Problem statement.
Leave out any picture and return the remaining listing below exactly as given.

Stored data entries.
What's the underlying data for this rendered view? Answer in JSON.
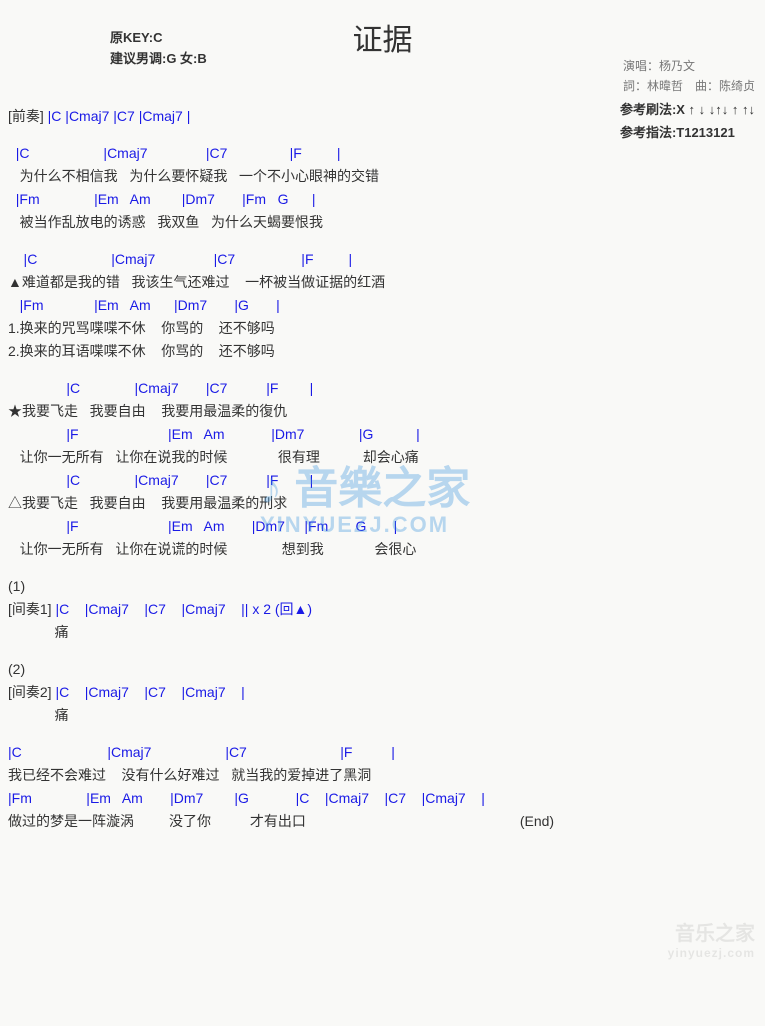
{
  "title": "证据",
  "header_left": {
    "line1": "原KEY:C",
    "line2": "建议男调:G 女:B"
  },
  "header_right": {
    "line1": "演唱：杨乃文",
    "line2": "詞：林暐哲　曲：陈绮贞"
  },
  "header_right2": {
    "line1": "参考刷法:X ↑ ↓ ↓↑↓ ↑ ↑↓",
    "line2": "参考指法:T1213121"
  },
  "intro": {
    "label": "[前奏]",
    "chords": " |C    |Cmaj7   |C7    |Cmaj7   |"
  },
  "verse1": {
    "chord1": "  |C                   |Cmaj7               |C7                |F         |",
    "lyric1": "   为什么不相信我   为什么要怀疑我   一个不小心眼神的交错",
    "chord2": "  |Fm              |Em   Am        |Dm7       |Fm   G      |",
    "lyric2": "   被当作乱放电的诱惑   我双鱼   为什么天蝎要恨我"
  },
  "verse2": {
    "chord1": "    |C                   |Cmaj7               |C7                 |F         |",
    "lyric1": "▲难道都是我的错   我该生气还难过    一杯被当做证据的红酒",
    "chord2": "   |Fm             |Em   Am      |Dm7       |G       |",
    "lyric2a": "1.换来的咒骂喋喋不休    你骂的    还不够吗",
    "lyric2b": "2.换来的耳语喋喋不休    你骂的    还不够吗"
  },
  "chorus1": {
    "chord1": "               |C              |Cmaj7       |C7          |F        |",
    "lyric1": "★我要飞走   我要自由    我要用最温柔的復仇",
    "chord2": "               |F                       |Em   Am            |Dm7              |G           |",
    "lyric2": "   让你一无所有   让你在说我的时候             很有理           却会心痛",
    "chord3": "               |C              |Cmaj7       |C7          |F        |",
    "lyric3": "△我要飞走   我要自由    我要用最温柔的刑求",
    "chord4": "               |F                       |Em   Am       |Dm7     |Fm       G       |",
    "lyric4": "   让你一无所有   让你在说谎的时候              想到我             会很心"
  },
  "interlude1": {
    "label1": "(1)",
    "label2": "[间奏1]",
    "chords": " |C    |Cmaj7    |C7    |Cmaj7    || x 2 (回▲)",
    "tail": "            痛"
  },
  "interlude2": {
    "label1": "(2)",
    "label2": "[间奏2]",
    "chords": " |C    |Cmaj7    |C7    |Cmaj7    |",
    "tail": "            痛"
  },
  "outro": {
    "chord1": "|C                      |Cmaj7                   |C7                        |F          |",
    "lyric1": "我已经不会难过    没有什么好难过   就当我的爱掉进了黑洞",
    "chord2": "|Fm              |Em   Am       |Dm7        |G            |C    |Cmaj7    |C7    |Cmaj7    |",
    "lyric2": "做过的梦是一阵漩涡         没了你          才有出口                                                       (End)"
  },
  "watermark": {
    "main": "♪ 音樂之家",
    "sub": "YINYUEZJ.COM"
  },
  "footer_wm": {
    "main": "音乐之家",
    "sub": "yinyuezj.com"
  }
}
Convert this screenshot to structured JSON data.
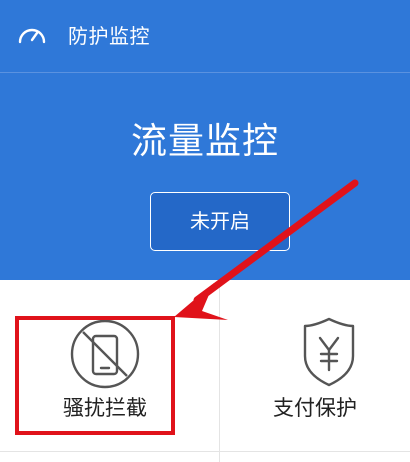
{
  "header": {
    "title": "防护监控",
    "icon": "speedometer-icon"
  },
  "hero": {
    "title": "流量监控",
    "button_label": "未开启"
  },
  "tiles": [
    {
      "label": "骚扰拦截",
      "icon": "no-phone-icon"
    },
    {
      "label": "支付保护",
      "icon": "yen-shield-icon"
    }
  ],
  "colors": {
    "header_bg": "#2f78d8",
    "button_bg": "#2468c8",
    "highlight": "#e0121a",
    "text_dark": "#222222"
  }
}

Full output.
What's the underlying data for this rendered view? Answer in JSON.
{
  "title": "证据",
  "header_left": {
    "line1": "原KEY:C",
    "line2": "建议男调:G 女:B"
  },
  "header_right": {
    "line1": "演唱：杨乃文",
    "line2": "詞：林暐哲　曲：陈绮贞"
  },
  "header_right2": {
    "line1": "参考刷法:X ↑ ↓ ↓↑↓ ↑ ↑↓",
    "line2": "参考指法:T1213121"
  },
  "intro": {
    "label": "[前奏]",
    "chords": " |C    |Cmaj7   |C7    |Cmaj7   |"
  },
  "verse1": {
    "chord1": "  |C                   |Cmaj7               |C7                |F         |",
    "lyric1": "   为什么不相信我   为什么要怀疑我   一个不小心眼神的交错",
    "chord2": "  |Fm              |Em   Am        |Dm7       |Fm   G      |",
    "lyric2": "   被当作乱放电的诱惑   我双鱼   为什么天蝎要恨我"
  },
  "verse2": {
    "chord1": "    |C                   |Cmaj7               |C7                 |F         |",
    "lyric1": "▲难道都是我的错   我该生气还难过    一杯被当做证据的红酒",
    "chord2": "   |Fm             |Em   Am      |Dm7       |G       |",
    "lyric2a": "1.换来的咒骂喋喋不休    你骂的    还不够吗",
    "lyric2b": "2.换来的耳语喋喋不休    你骂的    还不够吗"
  },
  "chorus1": {
    "chord1": "               |C              |Cmaj7       |C7          |F        |",
    "lyric1": "★我要飞走   我要自由    我要用最温柔的復仇",
    "chord2": "               |F                       |Em   Am            |Dm7              |G           |",
    "lyric2": "   让你一无所有   让你在说我的时候             很有理           却会心痛",
    "chord3": "               |C              |Cmaj7       |C7          |F        |",
    "lyric3": "△我要飞走   我要自由    我要用最温柔的刑求",
    "chord4": "               |F                       |Em   Am       |Dm7     |Fm       G       |",
    "lyric4": "   让你一无所有   让你在说谎的时候              想到我             会很心"
  },
  "interlude1": {
    "label1": "(1)",
    "label2": "[间奏1]",
    "chords": " |C    |Cmaj7    |C7    |Cmaj7    || x 2 (回▲)",
    "tail": "            痛"
  },
  "interlude2": {
    "label1": "(2)",
    "label2": "[间奏2]",
    "chords": " |C    |Cmaj7    |C7    |Cmaj7    |",
    "tail": "            痛"
  },
  "outro": {
    "chord1": "|C                      |Cmaj7                   |C7                        |F          |",
    "lyric1": "我已经不会难过    没有什么好难过   就当我的爱掉进了黑洞",
    "chord2": "|Fm              |Em   Am       |Dm7        |G            |C    |Cmaj7    |C7    |Cmaj7    |",
    "lyric2": "做过的梦是一阵漩涡         没了你          才有出口                                                       (End)"
  },
  "watermark": {
    "main": "♪ 音樂之家",
    "sub": "YINYUEZJ.COM"
  },
  "footer_wm": {
    "main": "音乐之家",
    "sub": "yinyuezj.com"
  }
}
Convert this screenshot to structured JSON data.
{
  "header": {
    "title": "防护监控",
    "icon": "speedometer-icon"
  },
  "hero": {
    "title": "流量监控",
    "button_label": "未开启"
  },
  "tiles": [
    {
      "label": "骚扰拦截",
      "icon": "no-phone-icon"
    },
    {
      "label": "支付保护",
      "icon": "yen-shield-icon"
    }
  ],
  "colors": {
    "header_bg": "#2f78d8",
    "button_bg": "#2468c8",
    "highlight": "#e0121a",
    "text_dark": "#222222"
  }
}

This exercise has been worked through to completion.